» **Given instruction**
Your task is to give the listing below back word for word, pictures excluded.

» **Records provided**
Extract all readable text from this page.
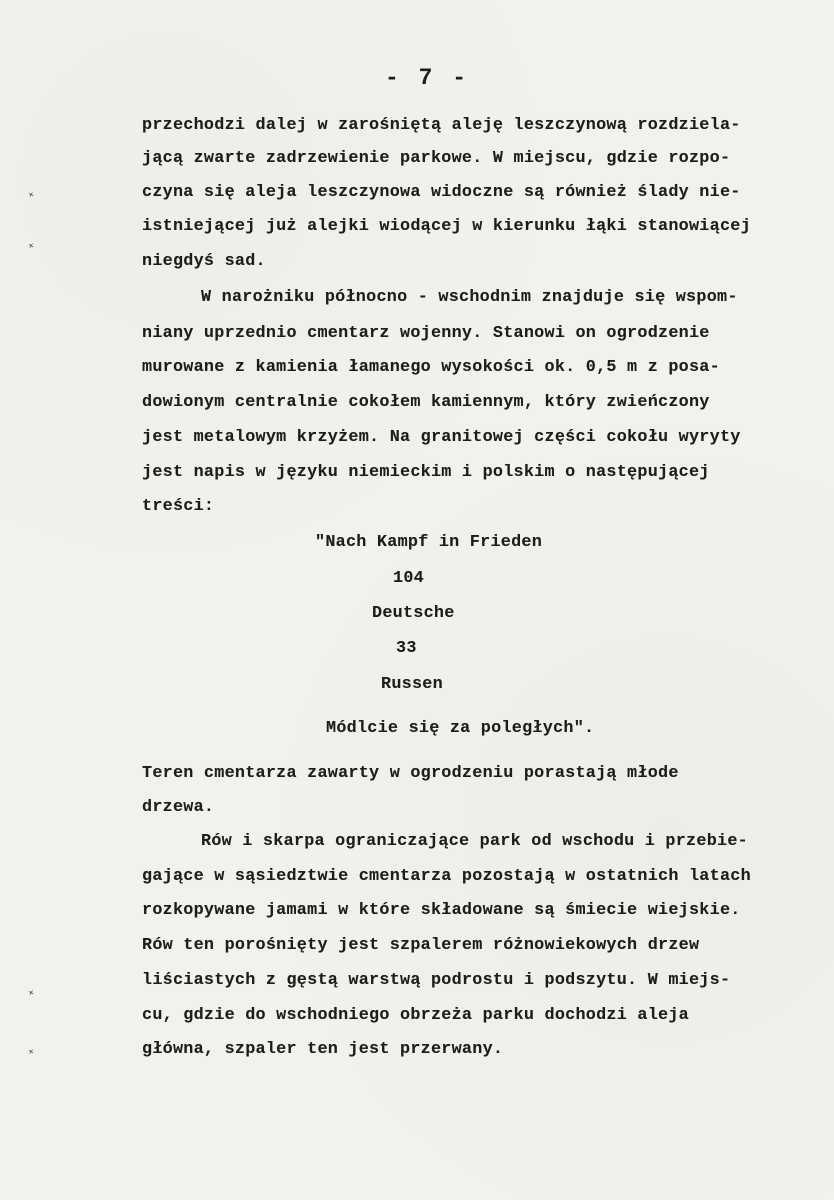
- 7 -
˟
˟
˟
˟
przechodzi dalej w zarośniętą aleję leszczynową rozdziela-
jącą zwarte zadrzewienie parkowe. W miejscu, gdzie rozpo-
czyna się aleja leszczynowa widoczne są również ślady nie-
istniejącej już alejki wiodącej w kierunku łąki stanowiącej
niegdyś sad.
W narożniku północno - wschodnim znajduje się wspom-
niany uprzednio cmentarz wojenny. Stanowi on ogrodzenie
murowane z kamienia łamanego wysokości ok. 0,5 m z posa-
dowionym centralnie cokołem kamiennym, który zwieńczony
jest metalowym krzyżem. Na granitowej części cokołu wyryty
jest napis w języku niemieckim i polskim o następującej
treści:
"Nach Kampf in Frieden
104
Deutsche
33
Russen
Módlcie się za poległych".
Teren cmentarza zawarty w ogrodzeniu porastają młode
drzewa.
Rów i skarpa ograniczające park od wschodu i przebie-
gające w sąsiedztwie cmentarza pozostają w ostatnich latach
rozkopywane jamami w które składowane są śmiecie wiejskie.
Rów ten porośnięty jest szpalerem różnowiekowych drzew
liściastych z gęstą warstwą podrostu i podszytu. W miejs-
cu, gdzie do wschodniego obrzeża parku dochodzi aleja
główna, szpaler ten jest przerwany.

» **Result of the task**
Extract all readable text from this page.
- 7 -
˟
˟
˟
˟
przechodzi dalej w zarośniętą aleję leszczynową rozdziela-
jącą zwarte zadrzewienie parkowe. W miejscu, gdzie rozpo-
czyna się aleja leszczynowa widoczne są również ślady nie-
istniejącej już alejki wiodącej w kierunku łąki stanowiącej
niegdyś sad.
W narożniku północno - wschodnim znajduje się wspom-
niany uprzednio cmentarz wojenny. Stanowi on ogrodzenie
murowane z kamienia łamanego wysokości ok. 0,5 m z posa-
dowionym centralnie cokołem kamiennym, który zwieńczony
jest metalowym krzyżem. Na granitowej części cokołu wyryty
jest napis w języku niemieckim i polskim o następującej
treści:
"Nach Kampf in Frieden
104
Deutsche
33
Russen
Módlcie się za poległych".
Teren cmentarza zawarty w ogrodzeniu porastają młode
drzewa.
Rów i skarpa ograniczające park od wschodu i przebie-
gające w sąsiedztwie cmentarza pozostają w ostatnich latach
rozkopywane jamami w które składowane są śmiecie wiejskie.
Rów ten porośnięty jest szpalerem różnowiekowych drzew
liściastych z gęstą warstwą podrostu i podszytu. W miejs-
cu, gdzie do wschodniego obrzeża parku dochodzi aleja
główna, szpaler ten jest przerwany.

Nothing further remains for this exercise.